# WHAT THE EXERCISE ASKS
Select and copy out every line in the records containing "Internacionales".

# EXERCISE DATA
---------------

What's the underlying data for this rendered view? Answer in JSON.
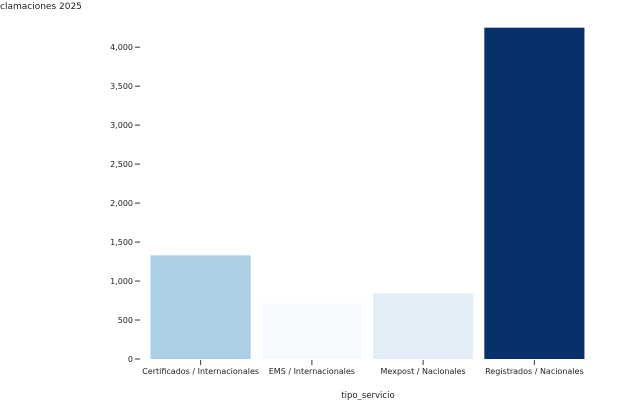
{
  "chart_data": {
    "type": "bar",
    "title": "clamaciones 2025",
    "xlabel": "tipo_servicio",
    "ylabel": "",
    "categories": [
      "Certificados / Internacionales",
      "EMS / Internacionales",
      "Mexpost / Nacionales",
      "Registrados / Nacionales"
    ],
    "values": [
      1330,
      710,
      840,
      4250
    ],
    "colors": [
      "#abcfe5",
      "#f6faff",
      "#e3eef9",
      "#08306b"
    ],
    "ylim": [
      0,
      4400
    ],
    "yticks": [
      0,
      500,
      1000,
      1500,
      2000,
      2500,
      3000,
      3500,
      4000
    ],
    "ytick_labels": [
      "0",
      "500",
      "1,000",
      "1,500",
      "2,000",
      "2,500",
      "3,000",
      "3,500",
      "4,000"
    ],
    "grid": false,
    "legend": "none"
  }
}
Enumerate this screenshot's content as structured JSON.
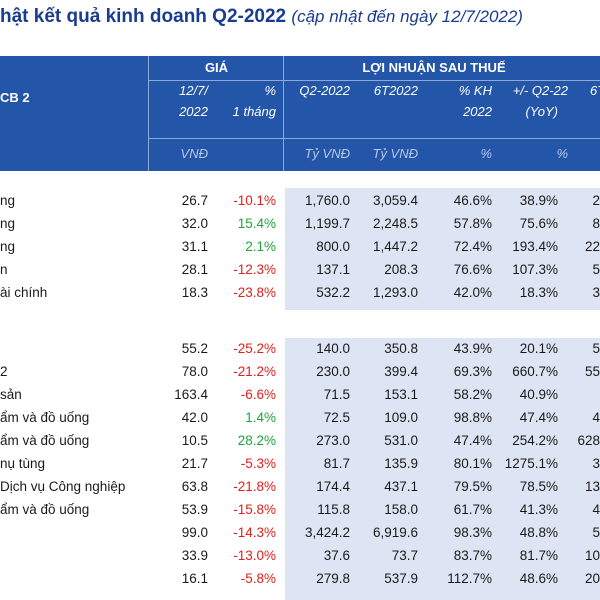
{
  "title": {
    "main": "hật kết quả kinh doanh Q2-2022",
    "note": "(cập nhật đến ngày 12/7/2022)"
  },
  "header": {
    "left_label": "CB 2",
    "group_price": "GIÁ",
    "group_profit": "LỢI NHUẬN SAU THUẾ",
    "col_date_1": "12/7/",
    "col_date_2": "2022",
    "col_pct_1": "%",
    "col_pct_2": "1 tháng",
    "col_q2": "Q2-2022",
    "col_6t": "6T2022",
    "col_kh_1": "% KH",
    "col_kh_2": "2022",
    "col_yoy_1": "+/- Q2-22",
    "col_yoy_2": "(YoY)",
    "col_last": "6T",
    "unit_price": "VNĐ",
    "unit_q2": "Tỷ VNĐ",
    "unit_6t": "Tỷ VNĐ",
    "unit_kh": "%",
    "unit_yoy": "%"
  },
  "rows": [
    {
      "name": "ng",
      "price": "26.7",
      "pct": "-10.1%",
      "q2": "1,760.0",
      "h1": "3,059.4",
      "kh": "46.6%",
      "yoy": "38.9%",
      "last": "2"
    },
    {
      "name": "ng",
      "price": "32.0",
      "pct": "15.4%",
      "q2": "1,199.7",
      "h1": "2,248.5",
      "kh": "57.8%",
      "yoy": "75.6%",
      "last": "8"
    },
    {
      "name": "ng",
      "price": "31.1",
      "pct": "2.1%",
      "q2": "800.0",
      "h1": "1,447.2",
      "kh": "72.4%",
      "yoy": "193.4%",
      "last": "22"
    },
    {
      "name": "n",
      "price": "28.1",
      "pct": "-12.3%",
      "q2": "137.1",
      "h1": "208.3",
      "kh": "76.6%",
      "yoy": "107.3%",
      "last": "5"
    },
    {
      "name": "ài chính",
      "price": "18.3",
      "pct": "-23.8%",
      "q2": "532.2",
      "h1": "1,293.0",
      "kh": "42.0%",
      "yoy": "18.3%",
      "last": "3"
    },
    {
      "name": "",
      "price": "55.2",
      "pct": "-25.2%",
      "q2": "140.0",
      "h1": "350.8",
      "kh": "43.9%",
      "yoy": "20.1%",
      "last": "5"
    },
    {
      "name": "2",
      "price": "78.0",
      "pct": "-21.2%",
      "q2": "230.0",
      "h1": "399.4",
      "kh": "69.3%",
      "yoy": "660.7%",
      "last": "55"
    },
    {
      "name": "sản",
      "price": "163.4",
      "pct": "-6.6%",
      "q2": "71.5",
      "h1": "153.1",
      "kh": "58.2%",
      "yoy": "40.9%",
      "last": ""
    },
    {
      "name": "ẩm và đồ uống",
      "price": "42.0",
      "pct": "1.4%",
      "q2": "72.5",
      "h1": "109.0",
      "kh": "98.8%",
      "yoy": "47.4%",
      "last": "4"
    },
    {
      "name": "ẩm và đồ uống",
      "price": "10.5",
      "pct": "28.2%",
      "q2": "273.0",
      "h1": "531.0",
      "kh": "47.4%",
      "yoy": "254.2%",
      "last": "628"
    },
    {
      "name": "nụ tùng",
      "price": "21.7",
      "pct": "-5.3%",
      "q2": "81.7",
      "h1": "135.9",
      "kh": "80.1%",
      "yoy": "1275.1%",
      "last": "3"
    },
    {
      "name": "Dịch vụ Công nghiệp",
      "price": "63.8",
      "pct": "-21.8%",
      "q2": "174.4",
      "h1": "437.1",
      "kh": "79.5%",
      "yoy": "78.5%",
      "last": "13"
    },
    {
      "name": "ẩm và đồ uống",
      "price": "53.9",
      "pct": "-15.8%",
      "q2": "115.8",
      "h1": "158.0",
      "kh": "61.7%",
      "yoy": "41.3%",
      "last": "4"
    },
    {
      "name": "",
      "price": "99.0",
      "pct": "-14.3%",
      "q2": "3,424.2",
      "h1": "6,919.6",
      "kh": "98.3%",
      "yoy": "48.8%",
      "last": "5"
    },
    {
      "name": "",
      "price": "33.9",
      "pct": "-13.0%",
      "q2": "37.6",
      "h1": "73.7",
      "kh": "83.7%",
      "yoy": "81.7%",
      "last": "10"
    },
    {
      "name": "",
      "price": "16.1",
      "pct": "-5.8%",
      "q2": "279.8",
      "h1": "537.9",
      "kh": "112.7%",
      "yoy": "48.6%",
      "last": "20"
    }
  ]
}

---------------

# COMPLETE OUTPUT
      "Certificados / Internacionales",
      "EMS / Internacionales",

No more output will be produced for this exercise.